**EXERCISE INPUTS:**
########################################

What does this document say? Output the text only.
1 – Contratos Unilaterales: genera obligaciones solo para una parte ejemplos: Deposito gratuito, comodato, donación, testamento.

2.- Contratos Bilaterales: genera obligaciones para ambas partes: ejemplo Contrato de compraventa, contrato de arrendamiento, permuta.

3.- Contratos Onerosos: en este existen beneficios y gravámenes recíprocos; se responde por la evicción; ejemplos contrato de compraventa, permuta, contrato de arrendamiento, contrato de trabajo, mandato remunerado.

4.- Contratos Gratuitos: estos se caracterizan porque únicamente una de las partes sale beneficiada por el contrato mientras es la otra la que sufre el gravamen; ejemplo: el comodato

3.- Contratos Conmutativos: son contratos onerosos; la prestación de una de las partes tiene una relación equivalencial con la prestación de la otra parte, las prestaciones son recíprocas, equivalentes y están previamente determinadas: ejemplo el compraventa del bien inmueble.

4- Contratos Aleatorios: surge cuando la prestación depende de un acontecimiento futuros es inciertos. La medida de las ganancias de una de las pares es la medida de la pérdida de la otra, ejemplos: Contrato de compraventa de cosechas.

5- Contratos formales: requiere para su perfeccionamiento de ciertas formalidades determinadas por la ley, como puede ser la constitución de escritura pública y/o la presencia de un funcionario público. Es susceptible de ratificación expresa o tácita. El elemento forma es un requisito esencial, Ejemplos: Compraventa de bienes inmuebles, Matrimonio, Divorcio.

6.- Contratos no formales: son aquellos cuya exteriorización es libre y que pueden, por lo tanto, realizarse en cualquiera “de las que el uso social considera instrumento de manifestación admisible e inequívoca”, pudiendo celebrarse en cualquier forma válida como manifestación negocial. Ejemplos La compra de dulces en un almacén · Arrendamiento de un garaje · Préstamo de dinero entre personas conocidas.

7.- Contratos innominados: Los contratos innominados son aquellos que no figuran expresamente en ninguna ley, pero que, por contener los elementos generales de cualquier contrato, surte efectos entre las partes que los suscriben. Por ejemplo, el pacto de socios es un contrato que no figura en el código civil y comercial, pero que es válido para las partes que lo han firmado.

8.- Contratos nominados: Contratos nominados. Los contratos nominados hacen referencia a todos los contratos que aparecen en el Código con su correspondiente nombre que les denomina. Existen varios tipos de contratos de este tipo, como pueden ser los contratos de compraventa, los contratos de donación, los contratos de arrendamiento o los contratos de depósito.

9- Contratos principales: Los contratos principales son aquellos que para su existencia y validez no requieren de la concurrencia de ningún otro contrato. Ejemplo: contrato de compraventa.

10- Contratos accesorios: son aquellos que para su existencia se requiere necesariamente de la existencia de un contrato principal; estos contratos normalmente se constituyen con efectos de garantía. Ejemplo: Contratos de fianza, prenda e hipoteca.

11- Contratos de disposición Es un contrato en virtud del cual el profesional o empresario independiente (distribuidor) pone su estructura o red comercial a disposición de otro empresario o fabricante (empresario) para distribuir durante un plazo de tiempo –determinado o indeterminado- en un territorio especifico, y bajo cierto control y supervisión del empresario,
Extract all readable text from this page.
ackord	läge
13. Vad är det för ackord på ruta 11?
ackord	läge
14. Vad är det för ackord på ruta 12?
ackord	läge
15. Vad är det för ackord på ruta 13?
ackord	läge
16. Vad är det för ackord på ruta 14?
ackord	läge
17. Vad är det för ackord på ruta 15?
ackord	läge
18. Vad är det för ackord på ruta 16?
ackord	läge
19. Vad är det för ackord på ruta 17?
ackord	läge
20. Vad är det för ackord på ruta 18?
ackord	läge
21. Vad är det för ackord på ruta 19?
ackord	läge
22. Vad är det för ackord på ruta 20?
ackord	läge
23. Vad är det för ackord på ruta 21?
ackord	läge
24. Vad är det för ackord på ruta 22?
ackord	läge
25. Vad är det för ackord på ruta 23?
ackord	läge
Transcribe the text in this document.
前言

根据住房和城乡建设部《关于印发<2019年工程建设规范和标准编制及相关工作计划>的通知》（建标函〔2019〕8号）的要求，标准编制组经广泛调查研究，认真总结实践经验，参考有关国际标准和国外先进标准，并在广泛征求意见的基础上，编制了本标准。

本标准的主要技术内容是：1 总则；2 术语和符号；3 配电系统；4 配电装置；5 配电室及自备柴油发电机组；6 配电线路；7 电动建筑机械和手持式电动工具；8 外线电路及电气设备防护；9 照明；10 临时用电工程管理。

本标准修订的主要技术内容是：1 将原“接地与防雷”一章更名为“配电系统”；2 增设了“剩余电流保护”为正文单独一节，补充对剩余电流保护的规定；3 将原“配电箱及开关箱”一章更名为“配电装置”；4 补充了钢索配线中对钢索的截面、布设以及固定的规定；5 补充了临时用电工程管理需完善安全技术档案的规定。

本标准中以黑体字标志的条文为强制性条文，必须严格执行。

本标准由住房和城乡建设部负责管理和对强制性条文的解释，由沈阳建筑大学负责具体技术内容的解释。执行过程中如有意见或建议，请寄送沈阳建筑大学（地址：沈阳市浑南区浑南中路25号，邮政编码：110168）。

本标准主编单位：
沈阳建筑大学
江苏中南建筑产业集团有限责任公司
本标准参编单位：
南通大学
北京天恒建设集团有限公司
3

########################################

**EXERCISE BRIEF:**
All of the material must be reproduced exactly.

**WRITTEN RESPONSE:**
What does this document say? Output the text only.
1 – Contratos Unilaterales: genera obligaciones solo para una parte ejemplos: Deposito gratuito, comodato, donación, testamento.

2.- Contratos Bilaterales: genera obligaciones para ambas partes: ejemplo Contrato de compraventa, contrato de arrendamiento, permuta.

3.- Contratos Onerosos: en este existen beneficios y gravámenes recíprocos; se responde por la evicción; ejemplos contrato de compraventa, permuta, contrato de arrendamiento, contrato de trabajo, mandato remunerado.

4.- Contratos Gratuitos: estos se caracterizan porque únicamente una de las partes sale beneficiada por el contrato mientras es la otra la que sufre el gravamen; ejemplo: el comodato

3.- Contratos Conmutativos: son contratos onerosos; la prestación de una de las partes tiene una relación equivalencial con la prestación de la otra parte, las prestaciones son recíprocas, equivalentes y están previamente determinadas: ejemplo el compraventa del bien inmueble.

4- Contratos Aleatorios: surge cuando la prestación depende de un acontecimiento futuros es inciertos. La medida de las ganancias de una de las pares es la medida de la pérdida de la otra, ejemplos: Contrato de compraventa de cosechas.

5- Contratos formales: requiere para su perfeccionamiento de ciertas formalidades determinadas por la ley, como puede ser la constitución de escritura pública y/o la presencia de un funcionario público. Es susceptible de ratificación expresa o tácita. El elemento forma es un requisito esencial, Ejemplos: Compraventa de bienes inmuebles, Matrimonio, Divorcio.

6.- Contratos no formales: son aquellos cuya exteriorización es libre y que pueden, por lo tanto, realizarse en cualquiera “de las que el uso social considera instrumento de manifestación admisible e inequívoca”, pudiendo celebrarse en cualquier forma válida como manifestación negocial. Ejemplos La compra de dulces en un almacén · Arrendamiento de un garaje · Préstamo de dinero entre personas conocidas.

7.- Contratos innominados: Los contratos innominados son aquellos que no figuran expresamente en ninguna ley, pero que, por contener los elementos generales de cualquier contrato, surte efectos entre las partes que los suscriben. Por ejemplo, el pacto de socios es un contrato que no figura en el código civil y comercial, pero que es válido para las partes que lo han firmado.

8.- Contratos nominados: Contratos nominados. Los contratos nominados hacen referencia a todos los contratos que aparecen en el Código con su correspondiente nombre que les denomina. Existen varios tipos de contratos de este tipo, como pueden ser los contratos de compraventa, los contratos de donación, los contratos de arrendamiento o los contratos de depósito.

9- Contratos principales: Los contratos principales son aquellos que para su existencia y validez no requieren de la concurrencia de ningún otro contrato. Ejemplo: contrato de compraventa.

10- Contratos accesorios: son aquellos que para su existencia se requiere necesariamente de la existencia de un contrato principal; estos contratos normalmente se constituyen con efectos de garantía. Ejemplo: Contratos de fianza, prenda e hipoteca.

11- Contratos de disposición Es un contrato en virtud del cual el profesional o empresario independiente (distribuidor) pone su estructura o red comercial a disposición de otro empresario o fabricante (empresario) para distribuir durante un plazo de tiempo –determinado o indeterminado- en un territorio especifico, y bajo cierto control y supervisión del empresario,
Extract all readable text from this page.
ackord	läge
13. Vad är det för ackord på ruta 11?
ackord	läge
14. Vad är det för ackord på ruta 12?
ackord	läge
15. Vad är det för ackord på ruta 13?
ackord	läge
16. Vad är det för ackord på ruta 14?
ackord	läge
17. Vad är det för ackord på ruta 15?
ackord	läge
18. Vad är det för ackord på ruta 16?
ackord	läge
19. Vad är det för ackord på ruta 17?
ackord	läge
20. Vad är det för ackord på ruta 18?
ackord	läge
21. Vad är det för ackord på ruta 19?
ackord	läge
22. Vad är det för ackord på ruta 20?
ackord	läge
23. Vad är det för ackord på ruta 21?
ackord	läge
24. Vad är det för ackord på ruta 22?
ackord	läge
25. Vad är det för ackord på ruta 23?
ackord	läge
Transcribe the text in this document.
前言

根据住房和城乡建设部《关于印发<2019年工程建设规范和标准编制及相关工作计划>的通知》（建标函〔2019〕8号）的要求，标准编制组经广泛调查研究，认真总结实践经验，参考有关国际标准和国外先进标准，并在广泛征求意见的基础上，编制了本标准。

本标准的主要技术内容是：1 总则；2 术语和符号；3 配电系统；4 配电装置；5 配电室及自备柴油发电机组；6 配电线路；7 电动建筑机械和手持式电动工具；8 外线电路及电气设备防护；9 照明；10 临时用电工程管理。

本标准修订的主要技术内容是：1 将原“接地与防雷”一章更名为“配电系统”；2 增设了“剩余电流保护”为正文单独一节，补充对剩余电流保护的规定；3 将原“配电箱及开关箱”一章更名为“配电装置”；4 补充了钢索配线中对钢索的截面、布设以及固定的规定；5 补充了临时用电工程管理需完善安全技术档案的规定。

本标准中以黑体字标志的条文为强制性条文，必须严格执行。

本标准由住房和城乡建设部负责管理和对强制性条文的解释，由沈阳建筑大学负责具体技术内容的解释。执行过程中如有意见或建议，请寄送沈阳建筑大学（地址：沈阳市浑南区浑南中路25号，邮政编码：110168）。

本标准主编单位：
沈阳建筑大学
江苏中南建筑产业集团有限责任公司
本标准参编单位：
南通大学
北京天恒建设集团有限公司
3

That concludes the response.